WHAT NEEDS TO BE DONE: Provide only the number of lines in the listing that contain the string "Amount".

[Records from a collection of figures]
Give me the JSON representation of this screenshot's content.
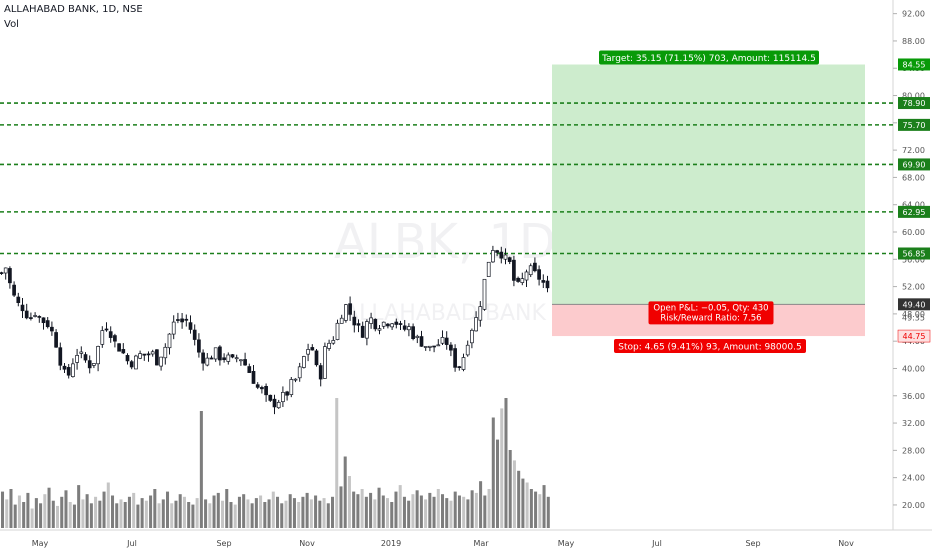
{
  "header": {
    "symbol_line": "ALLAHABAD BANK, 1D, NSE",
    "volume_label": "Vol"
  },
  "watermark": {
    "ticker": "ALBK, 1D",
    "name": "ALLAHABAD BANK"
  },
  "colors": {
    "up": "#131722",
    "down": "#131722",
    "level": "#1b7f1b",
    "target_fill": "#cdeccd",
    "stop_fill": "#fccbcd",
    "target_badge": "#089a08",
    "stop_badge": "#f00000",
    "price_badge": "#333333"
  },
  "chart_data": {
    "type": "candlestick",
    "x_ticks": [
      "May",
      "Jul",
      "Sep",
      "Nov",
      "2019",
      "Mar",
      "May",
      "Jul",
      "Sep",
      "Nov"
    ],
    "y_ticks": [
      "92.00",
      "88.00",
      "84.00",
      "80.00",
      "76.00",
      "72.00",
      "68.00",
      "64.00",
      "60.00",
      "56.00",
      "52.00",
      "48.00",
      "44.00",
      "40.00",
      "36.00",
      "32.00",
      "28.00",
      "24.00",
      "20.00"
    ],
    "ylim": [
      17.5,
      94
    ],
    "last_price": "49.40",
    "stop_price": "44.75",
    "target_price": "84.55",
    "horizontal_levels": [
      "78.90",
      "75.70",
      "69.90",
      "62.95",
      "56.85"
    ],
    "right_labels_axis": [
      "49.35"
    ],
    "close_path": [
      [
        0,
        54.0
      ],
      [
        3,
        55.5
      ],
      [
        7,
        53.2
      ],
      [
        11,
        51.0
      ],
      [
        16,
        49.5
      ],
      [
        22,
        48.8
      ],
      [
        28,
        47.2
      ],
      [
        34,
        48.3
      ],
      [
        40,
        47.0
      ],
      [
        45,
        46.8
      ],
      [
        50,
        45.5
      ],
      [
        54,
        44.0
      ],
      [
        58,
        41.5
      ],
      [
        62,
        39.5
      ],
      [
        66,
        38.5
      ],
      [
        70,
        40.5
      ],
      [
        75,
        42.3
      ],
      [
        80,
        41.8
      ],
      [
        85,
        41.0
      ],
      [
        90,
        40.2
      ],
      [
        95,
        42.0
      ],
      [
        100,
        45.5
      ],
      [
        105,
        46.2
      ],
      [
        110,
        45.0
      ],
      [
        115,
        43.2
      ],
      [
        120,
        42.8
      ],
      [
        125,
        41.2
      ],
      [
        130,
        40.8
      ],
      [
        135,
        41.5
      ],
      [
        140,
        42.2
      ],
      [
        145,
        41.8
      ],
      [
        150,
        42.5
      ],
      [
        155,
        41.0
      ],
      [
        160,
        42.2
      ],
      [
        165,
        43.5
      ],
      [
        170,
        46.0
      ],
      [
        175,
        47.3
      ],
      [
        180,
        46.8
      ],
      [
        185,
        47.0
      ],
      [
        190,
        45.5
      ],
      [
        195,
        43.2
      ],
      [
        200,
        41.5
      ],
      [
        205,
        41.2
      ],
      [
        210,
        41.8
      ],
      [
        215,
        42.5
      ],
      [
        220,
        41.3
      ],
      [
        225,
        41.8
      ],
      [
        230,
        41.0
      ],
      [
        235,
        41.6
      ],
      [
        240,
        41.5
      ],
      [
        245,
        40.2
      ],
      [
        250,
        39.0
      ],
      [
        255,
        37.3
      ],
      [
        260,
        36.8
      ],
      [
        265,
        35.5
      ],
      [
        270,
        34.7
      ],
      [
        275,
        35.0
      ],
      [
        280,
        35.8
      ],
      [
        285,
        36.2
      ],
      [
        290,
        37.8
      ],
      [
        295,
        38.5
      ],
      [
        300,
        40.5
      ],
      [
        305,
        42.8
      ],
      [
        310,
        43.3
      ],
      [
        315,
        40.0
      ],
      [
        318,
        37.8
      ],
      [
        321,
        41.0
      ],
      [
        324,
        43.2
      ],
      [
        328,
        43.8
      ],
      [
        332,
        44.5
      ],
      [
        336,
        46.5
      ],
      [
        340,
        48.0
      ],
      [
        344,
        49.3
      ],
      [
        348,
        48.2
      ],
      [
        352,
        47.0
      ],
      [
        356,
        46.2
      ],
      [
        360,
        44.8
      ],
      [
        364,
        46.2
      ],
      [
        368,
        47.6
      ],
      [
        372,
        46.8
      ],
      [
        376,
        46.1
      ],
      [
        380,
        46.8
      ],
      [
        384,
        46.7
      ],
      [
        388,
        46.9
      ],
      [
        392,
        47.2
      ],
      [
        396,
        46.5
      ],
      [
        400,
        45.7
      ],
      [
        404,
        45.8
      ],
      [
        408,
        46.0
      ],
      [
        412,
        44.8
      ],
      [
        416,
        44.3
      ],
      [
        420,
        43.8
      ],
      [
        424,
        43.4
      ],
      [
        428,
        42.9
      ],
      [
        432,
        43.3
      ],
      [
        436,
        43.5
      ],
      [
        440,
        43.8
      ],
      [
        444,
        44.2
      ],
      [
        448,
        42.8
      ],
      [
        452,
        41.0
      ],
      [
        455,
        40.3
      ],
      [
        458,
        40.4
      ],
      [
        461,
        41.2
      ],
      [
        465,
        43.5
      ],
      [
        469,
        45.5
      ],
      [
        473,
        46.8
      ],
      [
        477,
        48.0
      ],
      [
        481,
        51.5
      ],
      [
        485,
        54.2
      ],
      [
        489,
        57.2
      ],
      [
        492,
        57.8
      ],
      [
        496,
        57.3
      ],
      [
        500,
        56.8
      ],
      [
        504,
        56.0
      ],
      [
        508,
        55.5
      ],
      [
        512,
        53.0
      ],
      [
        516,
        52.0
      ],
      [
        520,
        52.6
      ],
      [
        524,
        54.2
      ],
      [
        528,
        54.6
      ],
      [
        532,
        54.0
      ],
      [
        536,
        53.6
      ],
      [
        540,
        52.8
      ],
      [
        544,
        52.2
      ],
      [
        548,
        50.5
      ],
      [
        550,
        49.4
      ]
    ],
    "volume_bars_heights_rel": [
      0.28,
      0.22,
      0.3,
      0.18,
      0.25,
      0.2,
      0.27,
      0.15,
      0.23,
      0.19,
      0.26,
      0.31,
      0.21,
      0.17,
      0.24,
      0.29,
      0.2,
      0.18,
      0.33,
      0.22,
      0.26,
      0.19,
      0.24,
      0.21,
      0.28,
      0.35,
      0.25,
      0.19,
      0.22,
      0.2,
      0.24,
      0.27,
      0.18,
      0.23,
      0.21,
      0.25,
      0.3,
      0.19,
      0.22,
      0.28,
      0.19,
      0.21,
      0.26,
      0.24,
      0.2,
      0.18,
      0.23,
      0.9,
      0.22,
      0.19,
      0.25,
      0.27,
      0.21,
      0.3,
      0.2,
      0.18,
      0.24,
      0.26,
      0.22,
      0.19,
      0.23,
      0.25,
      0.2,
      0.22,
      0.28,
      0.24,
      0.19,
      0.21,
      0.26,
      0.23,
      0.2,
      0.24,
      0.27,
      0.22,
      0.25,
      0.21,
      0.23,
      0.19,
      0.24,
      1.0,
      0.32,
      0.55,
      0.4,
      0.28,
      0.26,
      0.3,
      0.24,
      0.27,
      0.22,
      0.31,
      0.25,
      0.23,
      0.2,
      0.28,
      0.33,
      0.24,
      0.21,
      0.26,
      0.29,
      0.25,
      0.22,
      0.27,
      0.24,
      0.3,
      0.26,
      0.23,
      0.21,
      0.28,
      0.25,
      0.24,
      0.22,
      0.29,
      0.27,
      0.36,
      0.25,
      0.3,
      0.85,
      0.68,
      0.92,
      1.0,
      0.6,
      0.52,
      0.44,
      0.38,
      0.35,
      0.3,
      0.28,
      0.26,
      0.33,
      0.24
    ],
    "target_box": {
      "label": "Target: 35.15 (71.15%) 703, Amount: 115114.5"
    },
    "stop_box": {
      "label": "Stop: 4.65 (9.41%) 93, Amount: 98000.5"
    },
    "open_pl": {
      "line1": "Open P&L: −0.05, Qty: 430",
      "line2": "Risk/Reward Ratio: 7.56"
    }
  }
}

WORKED SOLUTION: 2